[Start]
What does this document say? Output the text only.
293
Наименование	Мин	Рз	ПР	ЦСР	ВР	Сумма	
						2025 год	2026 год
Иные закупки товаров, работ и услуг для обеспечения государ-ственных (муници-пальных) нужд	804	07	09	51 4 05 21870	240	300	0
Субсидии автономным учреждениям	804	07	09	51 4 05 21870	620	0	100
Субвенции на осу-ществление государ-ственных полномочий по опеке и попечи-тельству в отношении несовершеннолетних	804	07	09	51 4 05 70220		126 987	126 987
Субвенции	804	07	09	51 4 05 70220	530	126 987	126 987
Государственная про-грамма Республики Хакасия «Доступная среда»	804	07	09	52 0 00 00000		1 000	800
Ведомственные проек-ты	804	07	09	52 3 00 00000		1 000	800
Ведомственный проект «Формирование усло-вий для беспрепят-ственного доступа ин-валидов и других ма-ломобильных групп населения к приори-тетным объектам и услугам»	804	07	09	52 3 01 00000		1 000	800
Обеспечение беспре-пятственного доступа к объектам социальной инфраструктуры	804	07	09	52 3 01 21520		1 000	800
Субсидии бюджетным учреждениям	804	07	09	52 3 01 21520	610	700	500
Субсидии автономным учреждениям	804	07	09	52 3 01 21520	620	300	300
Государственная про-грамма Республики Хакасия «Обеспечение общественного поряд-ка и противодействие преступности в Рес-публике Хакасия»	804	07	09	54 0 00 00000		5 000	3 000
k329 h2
[End]
The task:
Set out every line from the material that contains the string "доступа".

Expected answer:
Ведомственный проект «Формирование усло-вий для беспрепят-ственного доступа ин-валидов и других ма-ломобильных групп населения к приори-тетным объектам и услугам»	804	07	09	52 3 01 00000		1 000	800
Обеспечение беспре-пятственного доступа к объектам социальной инфраструктуры	804	07	09	52 3 01 21520		1 000	800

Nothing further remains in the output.